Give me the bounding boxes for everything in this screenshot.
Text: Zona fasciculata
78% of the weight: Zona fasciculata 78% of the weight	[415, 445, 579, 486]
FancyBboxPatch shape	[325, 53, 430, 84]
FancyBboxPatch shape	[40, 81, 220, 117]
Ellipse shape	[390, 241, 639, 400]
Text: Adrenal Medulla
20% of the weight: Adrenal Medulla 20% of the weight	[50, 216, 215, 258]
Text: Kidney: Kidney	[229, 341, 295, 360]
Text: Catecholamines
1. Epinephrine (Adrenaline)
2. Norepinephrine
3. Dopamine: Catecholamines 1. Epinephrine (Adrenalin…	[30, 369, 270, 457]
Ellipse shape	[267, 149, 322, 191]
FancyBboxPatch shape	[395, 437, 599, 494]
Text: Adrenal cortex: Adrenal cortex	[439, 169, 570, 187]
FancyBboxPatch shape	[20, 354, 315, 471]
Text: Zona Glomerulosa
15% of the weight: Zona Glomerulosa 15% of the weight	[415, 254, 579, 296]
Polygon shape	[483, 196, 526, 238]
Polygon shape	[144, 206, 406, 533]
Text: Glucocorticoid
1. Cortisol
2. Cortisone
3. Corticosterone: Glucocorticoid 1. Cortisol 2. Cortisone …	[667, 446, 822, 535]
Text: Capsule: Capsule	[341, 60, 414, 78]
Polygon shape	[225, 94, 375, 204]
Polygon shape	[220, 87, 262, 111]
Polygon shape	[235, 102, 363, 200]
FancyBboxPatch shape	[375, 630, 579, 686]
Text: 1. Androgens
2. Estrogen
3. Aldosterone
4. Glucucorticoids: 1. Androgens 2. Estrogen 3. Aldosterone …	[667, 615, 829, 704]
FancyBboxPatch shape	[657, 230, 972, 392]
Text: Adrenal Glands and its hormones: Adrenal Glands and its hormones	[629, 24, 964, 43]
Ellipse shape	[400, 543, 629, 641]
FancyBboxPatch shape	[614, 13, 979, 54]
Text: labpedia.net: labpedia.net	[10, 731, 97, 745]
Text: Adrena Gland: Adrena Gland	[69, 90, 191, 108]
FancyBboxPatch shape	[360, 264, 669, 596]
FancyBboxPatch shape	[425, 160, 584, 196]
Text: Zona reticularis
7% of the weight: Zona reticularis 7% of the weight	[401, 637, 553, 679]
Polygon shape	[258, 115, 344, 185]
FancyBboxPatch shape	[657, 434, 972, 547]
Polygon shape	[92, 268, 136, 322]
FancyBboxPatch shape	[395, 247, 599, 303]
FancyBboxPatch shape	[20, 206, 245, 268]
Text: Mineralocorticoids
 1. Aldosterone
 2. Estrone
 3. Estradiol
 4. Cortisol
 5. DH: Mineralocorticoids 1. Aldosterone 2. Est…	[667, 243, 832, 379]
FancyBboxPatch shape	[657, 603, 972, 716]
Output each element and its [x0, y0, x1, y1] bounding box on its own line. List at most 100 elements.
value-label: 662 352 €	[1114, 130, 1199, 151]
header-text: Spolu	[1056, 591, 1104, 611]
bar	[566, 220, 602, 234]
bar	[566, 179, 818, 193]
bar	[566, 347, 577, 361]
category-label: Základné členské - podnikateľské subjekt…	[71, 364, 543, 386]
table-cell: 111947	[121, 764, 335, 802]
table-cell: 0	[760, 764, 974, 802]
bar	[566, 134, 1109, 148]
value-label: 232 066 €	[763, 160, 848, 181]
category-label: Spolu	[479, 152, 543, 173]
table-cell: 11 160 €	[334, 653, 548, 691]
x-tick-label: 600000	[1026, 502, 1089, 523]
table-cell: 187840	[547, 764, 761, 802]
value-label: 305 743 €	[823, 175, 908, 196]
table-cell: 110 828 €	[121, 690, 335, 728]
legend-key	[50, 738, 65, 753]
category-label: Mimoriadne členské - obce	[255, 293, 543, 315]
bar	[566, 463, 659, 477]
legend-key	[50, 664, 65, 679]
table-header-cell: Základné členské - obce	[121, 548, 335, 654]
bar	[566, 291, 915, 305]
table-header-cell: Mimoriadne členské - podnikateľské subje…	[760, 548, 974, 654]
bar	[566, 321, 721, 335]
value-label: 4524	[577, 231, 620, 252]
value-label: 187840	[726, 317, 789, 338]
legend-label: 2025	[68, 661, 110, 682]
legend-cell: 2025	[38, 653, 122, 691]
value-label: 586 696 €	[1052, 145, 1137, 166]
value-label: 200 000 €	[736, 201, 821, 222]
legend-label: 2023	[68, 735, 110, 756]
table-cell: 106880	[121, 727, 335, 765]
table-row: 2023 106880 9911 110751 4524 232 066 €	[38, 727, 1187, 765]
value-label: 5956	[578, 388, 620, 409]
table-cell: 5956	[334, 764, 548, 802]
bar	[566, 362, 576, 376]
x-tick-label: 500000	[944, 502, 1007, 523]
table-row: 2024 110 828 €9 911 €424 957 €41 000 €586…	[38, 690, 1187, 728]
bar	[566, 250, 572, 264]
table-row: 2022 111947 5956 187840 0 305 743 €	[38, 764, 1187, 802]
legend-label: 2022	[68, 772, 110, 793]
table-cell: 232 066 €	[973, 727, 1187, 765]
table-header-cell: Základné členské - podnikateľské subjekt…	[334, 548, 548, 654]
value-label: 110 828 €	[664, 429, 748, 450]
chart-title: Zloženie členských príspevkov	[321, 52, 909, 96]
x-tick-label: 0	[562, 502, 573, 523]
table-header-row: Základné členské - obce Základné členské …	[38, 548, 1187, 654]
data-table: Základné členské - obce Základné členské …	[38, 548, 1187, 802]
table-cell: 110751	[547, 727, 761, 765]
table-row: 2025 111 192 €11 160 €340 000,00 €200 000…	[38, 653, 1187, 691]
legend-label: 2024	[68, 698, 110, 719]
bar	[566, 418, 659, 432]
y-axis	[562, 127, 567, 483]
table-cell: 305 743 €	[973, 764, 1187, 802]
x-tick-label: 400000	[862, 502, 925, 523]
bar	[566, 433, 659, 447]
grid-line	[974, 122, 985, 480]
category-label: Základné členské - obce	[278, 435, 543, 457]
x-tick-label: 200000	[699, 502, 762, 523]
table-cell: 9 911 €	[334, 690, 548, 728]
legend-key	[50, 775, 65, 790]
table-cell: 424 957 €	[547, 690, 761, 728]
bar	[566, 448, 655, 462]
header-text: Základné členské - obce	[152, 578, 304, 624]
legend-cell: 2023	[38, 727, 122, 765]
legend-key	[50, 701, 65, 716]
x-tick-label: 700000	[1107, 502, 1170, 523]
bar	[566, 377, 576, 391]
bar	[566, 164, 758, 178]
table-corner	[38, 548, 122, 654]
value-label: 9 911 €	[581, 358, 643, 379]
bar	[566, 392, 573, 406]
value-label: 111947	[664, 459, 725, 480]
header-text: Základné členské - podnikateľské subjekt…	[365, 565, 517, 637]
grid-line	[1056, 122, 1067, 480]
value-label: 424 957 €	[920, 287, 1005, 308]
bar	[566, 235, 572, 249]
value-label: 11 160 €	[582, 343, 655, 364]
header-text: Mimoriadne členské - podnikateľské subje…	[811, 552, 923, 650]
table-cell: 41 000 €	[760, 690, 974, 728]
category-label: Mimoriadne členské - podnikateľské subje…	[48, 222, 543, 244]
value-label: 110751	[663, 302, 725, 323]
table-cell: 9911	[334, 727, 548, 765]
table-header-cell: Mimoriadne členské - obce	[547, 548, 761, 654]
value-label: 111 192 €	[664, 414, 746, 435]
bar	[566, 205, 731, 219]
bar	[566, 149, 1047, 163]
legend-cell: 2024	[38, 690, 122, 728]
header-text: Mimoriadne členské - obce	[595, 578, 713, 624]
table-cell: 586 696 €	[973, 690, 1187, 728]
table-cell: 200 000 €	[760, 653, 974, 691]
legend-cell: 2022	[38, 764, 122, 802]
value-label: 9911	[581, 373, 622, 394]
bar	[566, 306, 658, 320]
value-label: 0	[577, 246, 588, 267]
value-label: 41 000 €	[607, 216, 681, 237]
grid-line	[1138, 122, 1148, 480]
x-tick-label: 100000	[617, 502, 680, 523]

+++

§ **Exercise instructions**: Can you update the stretch of records from the start through the line containing "Text: Zona Glomerulosa", both ends included, so that each "Ellipse" reads "Oval" and nothing else changes?

§ **Solution to this problem**:
Give me the bounding boxes for everything in this screenshot.
Text: Zona fasciculata
78% of the weight: Zona fasciculata 78% of the weight	[415, 445, 579, 486]
FancyBboxPatch shape	[325, 53, 430, 84]
FancyBboxPatch shape	[40, 81, 220, 117]
Oval shape	[390, 241, 639, 400]
Text: Adrenal Medulla
20% of the weight: Adrenal Medulla 20% of the weight	[50, 216, 215, 258]
Text: Kidney: Kidney	[229, 341, 295, 360]
Text: Catecholamines
1. Epinephrine (Adrenaline)
2. Norepinephrine
3. Dopamine: Catecholamines 1. Epinephrine (Adrenalin…	[30, 369, 270, 457]
Oval shape	[267, 149, 322, 191]
FancyBboxPatch shape	[395, 437, 599, 494]
Text: Adrenal cortex: Adrenal cortex	[439, 169, 570, 187]
FancyBboxPatch shape	[20, 354, 315, 471]
Text: Zona Glomerulosa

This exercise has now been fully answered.